EXERCISE OBJECTIVE -
Find each line in the following listing that has the string "length", then state the count and nothing else.

※

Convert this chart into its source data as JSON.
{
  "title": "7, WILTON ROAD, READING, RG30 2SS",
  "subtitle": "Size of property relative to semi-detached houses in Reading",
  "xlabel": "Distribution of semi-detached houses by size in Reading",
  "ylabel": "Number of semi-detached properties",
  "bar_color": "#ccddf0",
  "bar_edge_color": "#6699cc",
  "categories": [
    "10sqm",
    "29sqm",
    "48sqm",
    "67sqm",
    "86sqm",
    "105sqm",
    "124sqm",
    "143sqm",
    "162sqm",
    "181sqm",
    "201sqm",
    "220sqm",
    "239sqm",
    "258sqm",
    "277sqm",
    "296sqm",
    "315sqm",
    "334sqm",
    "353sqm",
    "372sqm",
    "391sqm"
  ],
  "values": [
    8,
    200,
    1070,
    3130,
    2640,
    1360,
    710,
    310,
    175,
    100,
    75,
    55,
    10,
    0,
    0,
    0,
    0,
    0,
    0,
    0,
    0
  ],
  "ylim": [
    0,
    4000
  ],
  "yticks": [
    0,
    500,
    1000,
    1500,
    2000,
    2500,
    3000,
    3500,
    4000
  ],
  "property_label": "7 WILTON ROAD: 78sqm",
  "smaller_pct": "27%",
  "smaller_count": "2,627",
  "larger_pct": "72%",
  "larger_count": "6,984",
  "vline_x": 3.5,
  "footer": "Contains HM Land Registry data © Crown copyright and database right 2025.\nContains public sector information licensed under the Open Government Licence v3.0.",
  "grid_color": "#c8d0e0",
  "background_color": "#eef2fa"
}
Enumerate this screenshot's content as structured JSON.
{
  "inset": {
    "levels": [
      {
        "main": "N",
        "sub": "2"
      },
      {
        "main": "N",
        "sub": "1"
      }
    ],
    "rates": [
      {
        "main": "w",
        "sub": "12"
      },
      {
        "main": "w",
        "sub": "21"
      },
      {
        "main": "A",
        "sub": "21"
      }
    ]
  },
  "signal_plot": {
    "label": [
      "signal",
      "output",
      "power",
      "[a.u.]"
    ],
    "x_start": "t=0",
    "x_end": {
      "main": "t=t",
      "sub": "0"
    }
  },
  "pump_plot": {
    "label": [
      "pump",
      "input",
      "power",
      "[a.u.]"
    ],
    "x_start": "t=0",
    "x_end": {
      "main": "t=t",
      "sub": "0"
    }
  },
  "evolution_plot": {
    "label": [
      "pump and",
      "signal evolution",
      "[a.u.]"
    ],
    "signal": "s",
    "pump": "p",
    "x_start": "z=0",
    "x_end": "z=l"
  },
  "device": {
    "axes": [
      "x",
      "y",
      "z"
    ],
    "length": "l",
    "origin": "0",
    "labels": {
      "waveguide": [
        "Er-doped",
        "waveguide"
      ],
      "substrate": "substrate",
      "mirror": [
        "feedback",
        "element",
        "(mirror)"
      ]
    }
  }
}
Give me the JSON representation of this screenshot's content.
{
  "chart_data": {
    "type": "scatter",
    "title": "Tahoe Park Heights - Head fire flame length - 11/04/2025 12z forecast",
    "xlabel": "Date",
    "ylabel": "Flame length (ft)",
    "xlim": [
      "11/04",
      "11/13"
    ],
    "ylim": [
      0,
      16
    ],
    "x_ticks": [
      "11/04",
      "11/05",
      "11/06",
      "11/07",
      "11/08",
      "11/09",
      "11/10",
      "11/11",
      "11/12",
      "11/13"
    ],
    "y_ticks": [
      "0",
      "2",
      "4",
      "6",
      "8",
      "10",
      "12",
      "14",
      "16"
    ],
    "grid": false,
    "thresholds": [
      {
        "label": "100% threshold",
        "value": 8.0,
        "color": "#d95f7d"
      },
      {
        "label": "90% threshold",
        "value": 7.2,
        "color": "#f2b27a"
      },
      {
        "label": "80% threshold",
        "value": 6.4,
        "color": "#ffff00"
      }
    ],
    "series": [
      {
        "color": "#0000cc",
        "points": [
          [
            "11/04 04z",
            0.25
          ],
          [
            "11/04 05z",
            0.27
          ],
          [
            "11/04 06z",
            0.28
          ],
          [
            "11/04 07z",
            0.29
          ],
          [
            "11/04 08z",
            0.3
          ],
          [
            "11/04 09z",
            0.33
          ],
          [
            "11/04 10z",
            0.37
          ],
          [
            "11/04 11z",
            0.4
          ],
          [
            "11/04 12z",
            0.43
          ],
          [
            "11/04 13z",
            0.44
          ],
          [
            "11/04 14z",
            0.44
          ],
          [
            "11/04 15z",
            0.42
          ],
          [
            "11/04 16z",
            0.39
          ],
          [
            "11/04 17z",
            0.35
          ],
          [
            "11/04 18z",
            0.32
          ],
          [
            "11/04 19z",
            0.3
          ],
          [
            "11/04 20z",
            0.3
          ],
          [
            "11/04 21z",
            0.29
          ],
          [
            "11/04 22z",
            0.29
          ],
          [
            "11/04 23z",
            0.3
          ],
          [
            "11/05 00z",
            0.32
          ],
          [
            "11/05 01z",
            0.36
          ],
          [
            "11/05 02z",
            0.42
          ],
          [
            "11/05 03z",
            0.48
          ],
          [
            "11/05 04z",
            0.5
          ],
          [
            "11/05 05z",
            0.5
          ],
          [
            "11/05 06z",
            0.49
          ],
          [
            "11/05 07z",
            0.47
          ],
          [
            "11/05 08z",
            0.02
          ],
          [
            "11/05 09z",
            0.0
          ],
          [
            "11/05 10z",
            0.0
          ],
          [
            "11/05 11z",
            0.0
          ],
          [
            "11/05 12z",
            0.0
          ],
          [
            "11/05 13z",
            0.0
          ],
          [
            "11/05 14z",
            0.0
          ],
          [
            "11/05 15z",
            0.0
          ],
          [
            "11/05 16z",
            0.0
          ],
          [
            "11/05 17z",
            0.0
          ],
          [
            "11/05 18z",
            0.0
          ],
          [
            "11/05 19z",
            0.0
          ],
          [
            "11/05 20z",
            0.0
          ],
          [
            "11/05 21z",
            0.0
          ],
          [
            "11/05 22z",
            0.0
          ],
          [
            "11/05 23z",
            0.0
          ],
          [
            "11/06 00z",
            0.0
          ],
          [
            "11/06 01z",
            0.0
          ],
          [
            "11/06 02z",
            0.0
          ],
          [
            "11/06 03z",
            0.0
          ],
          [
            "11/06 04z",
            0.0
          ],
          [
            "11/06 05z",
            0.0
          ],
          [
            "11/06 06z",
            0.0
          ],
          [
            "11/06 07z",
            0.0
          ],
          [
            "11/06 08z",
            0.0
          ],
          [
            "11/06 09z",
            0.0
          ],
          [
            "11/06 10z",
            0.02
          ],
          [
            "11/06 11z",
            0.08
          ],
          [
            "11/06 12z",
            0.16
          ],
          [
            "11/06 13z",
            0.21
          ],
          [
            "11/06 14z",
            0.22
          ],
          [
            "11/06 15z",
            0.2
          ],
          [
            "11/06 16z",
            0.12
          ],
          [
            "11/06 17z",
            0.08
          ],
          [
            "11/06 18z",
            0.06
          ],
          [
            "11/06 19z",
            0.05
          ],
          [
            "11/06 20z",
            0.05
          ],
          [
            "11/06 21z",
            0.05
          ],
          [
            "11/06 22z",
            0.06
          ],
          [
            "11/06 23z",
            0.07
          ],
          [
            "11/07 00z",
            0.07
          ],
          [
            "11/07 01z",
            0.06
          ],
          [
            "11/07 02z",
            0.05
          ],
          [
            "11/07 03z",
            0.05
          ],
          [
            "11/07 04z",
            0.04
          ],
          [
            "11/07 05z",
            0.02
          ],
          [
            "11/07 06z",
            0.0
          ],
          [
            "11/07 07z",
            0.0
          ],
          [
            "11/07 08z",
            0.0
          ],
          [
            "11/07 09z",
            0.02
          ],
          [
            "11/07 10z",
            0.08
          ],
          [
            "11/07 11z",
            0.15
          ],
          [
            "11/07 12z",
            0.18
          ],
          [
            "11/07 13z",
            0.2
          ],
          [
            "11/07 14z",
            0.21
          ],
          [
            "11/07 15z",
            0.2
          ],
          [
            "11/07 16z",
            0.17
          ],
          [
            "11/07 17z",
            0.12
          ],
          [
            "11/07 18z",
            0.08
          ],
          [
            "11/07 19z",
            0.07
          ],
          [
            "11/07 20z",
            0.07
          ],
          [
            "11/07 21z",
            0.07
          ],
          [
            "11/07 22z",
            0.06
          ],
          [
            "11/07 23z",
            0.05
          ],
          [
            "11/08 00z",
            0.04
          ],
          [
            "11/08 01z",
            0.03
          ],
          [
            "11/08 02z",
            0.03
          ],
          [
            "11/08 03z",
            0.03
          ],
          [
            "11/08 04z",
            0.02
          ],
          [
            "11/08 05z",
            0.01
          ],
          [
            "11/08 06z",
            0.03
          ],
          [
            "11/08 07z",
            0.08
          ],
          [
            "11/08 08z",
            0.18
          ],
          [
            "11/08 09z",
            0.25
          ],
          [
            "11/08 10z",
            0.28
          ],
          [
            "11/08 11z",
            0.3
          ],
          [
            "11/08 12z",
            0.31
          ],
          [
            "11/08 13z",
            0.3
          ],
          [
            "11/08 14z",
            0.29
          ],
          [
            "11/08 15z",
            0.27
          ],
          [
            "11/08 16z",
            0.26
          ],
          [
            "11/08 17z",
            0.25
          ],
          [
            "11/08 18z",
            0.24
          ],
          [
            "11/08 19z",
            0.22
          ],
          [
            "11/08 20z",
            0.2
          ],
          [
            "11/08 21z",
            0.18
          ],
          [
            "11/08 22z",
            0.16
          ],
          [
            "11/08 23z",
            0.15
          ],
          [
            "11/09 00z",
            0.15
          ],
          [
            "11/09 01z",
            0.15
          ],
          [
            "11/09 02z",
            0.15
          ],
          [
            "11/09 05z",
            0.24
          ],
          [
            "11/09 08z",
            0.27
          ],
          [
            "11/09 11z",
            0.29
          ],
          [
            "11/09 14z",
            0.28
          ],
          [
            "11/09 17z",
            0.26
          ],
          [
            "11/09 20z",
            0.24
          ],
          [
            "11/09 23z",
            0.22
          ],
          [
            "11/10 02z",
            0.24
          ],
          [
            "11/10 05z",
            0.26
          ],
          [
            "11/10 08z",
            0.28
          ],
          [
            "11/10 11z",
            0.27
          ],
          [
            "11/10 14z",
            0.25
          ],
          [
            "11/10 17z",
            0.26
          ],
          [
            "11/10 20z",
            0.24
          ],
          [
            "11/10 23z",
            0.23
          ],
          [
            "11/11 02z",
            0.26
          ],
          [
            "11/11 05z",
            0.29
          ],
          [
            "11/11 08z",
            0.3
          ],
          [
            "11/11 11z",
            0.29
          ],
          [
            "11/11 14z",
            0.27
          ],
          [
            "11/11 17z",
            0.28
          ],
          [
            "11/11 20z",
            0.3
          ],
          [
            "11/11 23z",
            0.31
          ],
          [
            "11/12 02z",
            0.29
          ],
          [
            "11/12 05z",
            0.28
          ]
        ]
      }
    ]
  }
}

※

TASK ANSWER -
3